# MATERIAL SHOWN:

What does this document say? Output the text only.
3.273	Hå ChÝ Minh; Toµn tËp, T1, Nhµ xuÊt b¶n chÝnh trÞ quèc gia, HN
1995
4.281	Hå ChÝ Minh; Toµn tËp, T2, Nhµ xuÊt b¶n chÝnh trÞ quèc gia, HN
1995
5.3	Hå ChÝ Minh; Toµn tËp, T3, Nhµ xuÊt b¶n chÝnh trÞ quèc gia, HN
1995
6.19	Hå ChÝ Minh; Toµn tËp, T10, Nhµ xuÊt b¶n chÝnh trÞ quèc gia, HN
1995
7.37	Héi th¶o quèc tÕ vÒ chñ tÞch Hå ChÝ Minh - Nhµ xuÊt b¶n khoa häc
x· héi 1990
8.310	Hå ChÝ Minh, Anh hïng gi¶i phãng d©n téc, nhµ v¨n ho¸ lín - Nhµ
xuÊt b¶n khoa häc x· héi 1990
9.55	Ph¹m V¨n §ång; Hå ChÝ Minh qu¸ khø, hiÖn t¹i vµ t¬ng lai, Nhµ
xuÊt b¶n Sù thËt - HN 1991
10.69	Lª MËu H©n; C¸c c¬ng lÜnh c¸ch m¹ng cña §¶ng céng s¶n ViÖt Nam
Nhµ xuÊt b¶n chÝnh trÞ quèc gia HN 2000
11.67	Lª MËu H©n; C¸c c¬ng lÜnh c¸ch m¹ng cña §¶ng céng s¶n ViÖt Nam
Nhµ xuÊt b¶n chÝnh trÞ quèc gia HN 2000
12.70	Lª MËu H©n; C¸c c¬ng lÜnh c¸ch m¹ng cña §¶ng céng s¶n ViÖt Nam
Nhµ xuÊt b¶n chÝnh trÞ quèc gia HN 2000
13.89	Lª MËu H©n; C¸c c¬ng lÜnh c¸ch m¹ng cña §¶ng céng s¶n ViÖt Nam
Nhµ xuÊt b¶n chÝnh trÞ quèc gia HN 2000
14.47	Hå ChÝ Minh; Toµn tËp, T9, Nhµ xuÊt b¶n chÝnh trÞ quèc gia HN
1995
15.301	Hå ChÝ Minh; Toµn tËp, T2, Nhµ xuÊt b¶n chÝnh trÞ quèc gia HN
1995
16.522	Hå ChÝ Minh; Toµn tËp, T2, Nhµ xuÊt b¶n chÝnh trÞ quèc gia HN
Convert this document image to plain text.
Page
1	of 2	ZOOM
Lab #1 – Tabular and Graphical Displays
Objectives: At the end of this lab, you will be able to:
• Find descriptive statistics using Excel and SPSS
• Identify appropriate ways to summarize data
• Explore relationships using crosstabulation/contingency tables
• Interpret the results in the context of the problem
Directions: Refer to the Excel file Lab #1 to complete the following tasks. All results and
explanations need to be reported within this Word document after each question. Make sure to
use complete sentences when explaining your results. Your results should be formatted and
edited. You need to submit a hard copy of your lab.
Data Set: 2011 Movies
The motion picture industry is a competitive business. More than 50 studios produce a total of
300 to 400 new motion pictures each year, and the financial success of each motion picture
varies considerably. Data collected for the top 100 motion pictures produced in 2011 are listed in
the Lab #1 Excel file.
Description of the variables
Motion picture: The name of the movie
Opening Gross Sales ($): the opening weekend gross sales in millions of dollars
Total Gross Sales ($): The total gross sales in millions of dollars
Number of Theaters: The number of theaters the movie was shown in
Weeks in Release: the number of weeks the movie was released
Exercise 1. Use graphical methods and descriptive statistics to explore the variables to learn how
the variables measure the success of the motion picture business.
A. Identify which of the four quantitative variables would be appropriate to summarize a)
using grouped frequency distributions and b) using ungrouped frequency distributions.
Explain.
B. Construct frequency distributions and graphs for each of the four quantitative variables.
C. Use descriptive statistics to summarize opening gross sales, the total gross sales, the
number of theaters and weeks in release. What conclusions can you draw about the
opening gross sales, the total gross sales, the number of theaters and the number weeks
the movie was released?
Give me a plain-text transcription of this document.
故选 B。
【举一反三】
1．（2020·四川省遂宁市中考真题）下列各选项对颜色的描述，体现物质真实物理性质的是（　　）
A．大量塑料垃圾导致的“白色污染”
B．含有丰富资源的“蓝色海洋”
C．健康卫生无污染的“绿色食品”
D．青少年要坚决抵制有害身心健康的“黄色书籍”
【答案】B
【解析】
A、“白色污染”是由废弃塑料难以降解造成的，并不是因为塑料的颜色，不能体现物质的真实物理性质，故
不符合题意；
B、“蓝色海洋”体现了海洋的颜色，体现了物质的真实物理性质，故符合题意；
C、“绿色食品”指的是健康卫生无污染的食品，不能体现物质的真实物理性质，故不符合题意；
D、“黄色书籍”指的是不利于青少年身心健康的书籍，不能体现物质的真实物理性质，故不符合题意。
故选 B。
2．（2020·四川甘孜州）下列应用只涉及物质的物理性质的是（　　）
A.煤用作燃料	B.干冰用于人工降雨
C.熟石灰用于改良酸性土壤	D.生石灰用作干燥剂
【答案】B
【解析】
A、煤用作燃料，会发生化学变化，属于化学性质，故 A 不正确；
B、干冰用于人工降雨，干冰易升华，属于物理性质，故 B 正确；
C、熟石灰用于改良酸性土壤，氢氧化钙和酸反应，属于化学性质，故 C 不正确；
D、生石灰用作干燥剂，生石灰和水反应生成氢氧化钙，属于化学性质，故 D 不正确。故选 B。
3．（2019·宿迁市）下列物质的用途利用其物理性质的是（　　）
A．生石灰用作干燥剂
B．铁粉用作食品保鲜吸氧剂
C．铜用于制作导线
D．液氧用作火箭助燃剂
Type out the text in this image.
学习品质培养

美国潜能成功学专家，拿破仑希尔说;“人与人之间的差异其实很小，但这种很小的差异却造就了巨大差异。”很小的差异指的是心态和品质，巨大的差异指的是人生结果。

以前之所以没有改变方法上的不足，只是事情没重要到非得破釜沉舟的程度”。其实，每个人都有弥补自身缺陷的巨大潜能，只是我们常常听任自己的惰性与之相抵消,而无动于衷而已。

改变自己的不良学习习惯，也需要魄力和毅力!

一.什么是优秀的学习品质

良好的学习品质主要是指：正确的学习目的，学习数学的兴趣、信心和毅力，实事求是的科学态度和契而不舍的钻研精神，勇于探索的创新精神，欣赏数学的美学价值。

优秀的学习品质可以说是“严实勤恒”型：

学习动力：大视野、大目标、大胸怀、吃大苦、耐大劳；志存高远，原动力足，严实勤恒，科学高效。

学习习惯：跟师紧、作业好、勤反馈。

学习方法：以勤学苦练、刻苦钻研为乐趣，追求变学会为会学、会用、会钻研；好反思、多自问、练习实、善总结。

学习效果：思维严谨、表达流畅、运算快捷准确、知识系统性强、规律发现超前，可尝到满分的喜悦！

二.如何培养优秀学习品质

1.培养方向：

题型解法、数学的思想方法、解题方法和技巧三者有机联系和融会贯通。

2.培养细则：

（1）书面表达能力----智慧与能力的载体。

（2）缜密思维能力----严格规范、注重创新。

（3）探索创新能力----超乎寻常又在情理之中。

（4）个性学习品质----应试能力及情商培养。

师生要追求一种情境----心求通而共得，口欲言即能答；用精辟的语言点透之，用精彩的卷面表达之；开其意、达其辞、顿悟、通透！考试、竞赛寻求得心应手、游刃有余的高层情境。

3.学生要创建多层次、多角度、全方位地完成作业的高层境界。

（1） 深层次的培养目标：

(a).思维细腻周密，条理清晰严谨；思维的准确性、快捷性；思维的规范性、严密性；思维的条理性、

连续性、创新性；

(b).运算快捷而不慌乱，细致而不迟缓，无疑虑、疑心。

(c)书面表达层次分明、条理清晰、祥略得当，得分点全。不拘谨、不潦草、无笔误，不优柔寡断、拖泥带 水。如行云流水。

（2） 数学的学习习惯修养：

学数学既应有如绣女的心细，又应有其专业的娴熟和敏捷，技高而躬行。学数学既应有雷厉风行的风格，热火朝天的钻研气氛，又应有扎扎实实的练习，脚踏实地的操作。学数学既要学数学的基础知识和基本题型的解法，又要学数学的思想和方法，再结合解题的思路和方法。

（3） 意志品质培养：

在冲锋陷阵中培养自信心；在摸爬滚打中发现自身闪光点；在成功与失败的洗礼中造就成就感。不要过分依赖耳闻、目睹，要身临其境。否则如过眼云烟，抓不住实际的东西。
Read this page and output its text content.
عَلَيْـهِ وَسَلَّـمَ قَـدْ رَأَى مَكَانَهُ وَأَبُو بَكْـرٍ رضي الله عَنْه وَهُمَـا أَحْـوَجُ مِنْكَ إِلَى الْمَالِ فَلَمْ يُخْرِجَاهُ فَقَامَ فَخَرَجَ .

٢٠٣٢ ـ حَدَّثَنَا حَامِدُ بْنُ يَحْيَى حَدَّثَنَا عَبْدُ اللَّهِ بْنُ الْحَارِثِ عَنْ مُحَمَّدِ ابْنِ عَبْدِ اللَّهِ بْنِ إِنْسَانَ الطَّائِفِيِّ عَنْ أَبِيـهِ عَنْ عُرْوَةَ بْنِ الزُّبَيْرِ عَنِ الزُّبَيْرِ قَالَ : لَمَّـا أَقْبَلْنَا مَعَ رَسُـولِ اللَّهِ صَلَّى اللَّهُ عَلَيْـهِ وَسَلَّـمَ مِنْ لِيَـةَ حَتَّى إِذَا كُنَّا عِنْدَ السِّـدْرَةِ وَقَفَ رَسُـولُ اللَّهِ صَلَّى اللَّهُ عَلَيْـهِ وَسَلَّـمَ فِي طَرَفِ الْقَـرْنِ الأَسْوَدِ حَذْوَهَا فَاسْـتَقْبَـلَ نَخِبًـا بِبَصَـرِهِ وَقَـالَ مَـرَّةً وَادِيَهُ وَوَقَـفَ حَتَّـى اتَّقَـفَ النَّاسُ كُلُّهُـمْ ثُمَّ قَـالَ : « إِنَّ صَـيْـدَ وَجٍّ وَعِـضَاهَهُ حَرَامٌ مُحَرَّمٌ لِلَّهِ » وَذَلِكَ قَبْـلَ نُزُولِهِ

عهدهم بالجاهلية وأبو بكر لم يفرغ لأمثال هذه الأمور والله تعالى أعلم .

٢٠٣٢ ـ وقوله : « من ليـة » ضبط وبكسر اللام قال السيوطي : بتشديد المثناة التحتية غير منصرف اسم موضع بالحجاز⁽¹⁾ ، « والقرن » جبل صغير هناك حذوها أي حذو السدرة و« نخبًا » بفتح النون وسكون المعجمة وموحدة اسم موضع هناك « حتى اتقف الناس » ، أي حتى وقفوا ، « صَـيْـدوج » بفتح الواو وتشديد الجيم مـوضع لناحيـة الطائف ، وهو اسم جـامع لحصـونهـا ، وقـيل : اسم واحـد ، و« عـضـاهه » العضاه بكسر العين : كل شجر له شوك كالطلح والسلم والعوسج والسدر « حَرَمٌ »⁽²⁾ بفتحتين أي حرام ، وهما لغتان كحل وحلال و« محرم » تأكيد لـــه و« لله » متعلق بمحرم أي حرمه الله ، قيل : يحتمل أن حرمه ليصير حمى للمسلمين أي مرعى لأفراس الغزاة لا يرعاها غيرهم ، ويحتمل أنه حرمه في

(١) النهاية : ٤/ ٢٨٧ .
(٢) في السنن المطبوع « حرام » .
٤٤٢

# THE REQUEST:
Gather each line of the records holding the string "total".

# FULL ANSWER:
The motion picture industry is a competitive business. More than 50 studios produce a total of
Total Gross Sales ($): The total gross sales in millions of dollars
C. Use descriptive statistics to summarize opening gross sales, the total gross sales, the
opening gross sales, the total gross sales, the number of theaters and the number weeks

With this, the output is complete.